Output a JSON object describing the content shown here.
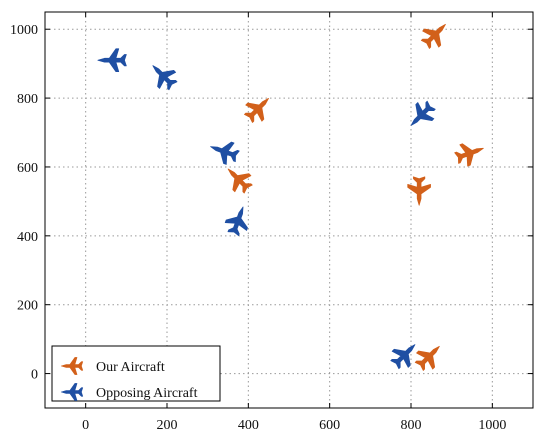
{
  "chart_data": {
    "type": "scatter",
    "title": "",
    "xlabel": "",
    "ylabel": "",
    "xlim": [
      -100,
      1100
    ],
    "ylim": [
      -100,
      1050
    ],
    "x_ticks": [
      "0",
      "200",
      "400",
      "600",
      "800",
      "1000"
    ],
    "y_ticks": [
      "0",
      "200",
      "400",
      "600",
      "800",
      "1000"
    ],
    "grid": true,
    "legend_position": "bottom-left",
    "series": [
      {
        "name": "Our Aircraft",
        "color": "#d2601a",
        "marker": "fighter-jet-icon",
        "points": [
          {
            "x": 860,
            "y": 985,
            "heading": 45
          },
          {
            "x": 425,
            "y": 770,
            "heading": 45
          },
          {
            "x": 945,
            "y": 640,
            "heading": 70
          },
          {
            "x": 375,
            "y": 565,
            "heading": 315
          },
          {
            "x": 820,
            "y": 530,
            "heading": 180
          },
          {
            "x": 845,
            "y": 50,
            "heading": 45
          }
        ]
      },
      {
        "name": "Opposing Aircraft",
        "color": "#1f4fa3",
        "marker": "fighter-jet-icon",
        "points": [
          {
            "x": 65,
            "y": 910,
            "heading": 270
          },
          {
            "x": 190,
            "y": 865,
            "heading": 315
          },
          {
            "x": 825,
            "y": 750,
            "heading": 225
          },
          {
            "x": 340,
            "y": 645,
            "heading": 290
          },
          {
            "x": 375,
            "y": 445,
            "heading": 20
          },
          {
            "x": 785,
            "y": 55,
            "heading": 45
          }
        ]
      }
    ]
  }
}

- - - - - - -

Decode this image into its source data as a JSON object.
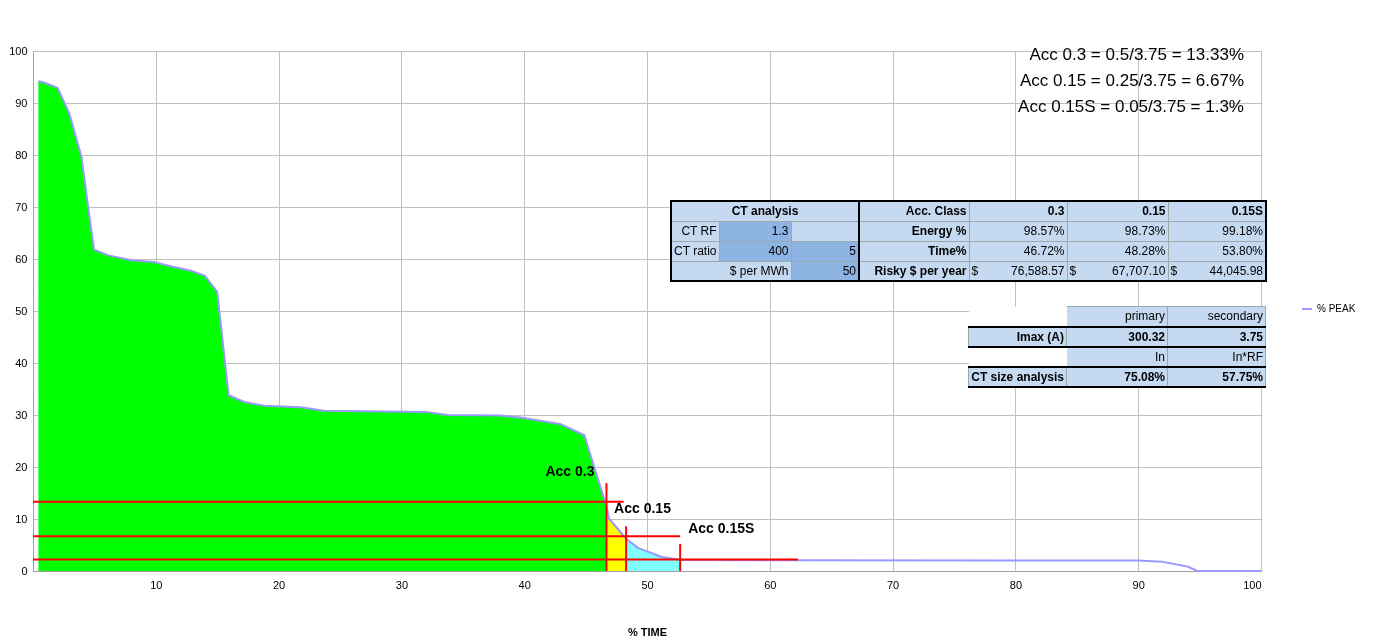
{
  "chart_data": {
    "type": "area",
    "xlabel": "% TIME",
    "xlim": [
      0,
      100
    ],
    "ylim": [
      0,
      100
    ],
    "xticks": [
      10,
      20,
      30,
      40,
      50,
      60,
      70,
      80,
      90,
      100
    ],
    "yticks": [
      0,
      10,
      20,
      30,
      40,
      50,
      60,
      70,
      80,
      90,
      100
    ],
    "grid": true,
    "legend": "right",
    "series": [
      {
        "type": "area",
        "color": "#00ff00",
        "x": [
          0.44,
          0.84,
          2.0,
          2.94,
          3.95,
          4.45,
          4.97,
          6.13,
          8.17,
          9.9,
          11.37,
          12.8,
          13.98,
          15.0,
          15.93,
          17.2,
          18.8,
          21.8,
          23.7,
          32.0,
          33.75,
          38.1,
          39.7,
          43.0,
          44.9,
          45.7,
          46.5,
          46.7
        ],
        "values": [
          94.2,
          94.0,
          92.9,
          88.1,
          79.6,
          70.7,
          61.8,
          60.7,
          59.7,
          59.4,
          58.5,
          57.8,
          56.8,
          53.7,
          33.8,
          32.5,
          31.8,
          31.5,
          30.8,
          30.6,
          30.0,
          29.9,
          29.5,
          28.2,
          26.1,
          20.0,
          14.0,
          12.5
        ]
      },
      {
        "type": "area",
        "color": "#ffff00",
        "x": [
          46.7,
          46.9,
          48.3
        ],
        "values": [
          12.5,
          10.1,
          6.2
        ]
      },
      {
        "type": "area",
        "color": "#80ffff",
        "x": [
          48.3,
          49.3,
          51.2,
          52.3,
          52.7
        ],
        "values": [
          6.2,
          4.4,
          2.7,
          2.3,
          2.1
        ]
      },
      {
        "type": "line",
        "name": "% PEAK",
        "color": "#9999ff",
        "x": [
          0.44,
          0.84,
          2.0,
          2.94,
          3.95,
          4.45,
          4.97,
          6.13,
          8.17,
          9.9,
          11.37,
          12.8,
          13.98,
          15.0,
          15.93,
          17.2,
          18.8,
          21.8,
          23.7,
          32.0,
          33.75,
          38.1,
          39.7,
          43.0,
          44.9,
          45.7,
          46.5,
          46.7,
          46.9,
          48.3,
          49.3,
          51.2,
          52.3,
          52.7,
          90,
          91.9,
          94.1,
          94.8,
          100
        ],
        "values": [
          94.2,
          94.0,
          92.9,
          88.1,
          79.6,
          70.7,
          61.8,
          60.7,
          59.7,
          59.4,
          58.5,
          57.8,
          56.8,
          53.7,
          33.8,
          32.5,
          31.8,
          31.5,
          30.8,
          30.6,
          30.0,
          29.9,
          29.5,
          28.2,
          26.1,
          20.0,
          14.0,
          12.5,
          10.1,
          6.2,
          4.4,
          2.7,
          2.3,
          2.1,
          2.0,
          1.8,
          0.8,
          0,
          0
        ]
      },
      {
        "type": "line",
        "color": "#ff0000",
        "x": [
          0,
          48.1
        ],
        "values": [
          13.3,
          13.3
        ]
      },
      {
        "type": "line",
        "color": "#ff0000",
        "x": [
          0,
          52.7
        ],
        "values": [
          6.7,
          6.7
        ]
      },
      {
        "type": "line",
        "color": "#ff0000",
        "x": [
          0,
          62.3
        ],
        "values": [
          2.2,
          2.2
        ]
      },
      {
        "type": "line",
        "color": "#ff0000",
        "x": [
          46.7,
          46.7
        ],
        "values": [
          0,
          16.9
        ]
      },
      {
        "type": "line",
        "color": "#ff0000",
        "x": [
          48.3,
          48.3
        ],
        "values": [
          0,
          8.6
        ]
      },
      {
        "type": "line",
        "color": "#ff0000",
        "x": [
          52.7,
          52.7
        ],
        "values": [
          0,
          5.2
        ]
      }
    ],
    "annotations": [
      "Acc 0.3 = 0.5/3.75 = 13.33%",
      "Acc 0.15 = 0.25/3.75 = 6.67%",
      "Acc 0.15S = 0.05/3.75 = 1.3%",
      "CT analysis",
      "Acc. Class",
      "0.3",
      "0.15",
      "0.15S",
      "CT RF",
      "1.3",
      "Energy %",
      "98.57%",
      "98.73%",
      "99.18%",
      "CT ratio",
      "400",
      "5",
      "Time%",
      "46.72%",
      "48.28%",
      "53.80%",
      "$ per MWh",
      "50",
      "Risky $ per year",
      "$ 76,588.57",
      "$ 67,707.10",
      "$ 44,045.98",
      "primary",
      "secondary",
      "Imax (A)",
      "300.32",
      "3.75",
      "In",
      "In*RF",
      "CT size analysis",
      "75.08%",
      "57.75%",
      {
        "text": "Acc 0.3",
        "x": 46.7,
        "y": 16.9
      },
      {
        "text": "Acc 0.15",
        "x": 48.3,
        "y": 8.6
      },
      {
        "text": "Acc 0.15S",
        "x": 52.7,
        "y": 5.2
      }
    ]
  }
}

- - - - - - -

**Required work**
Take every line above carrying "Aircraft" and return it.

**Full answer**
        "name": "Our Aircraft",
        "name": "Opposing Aircraft",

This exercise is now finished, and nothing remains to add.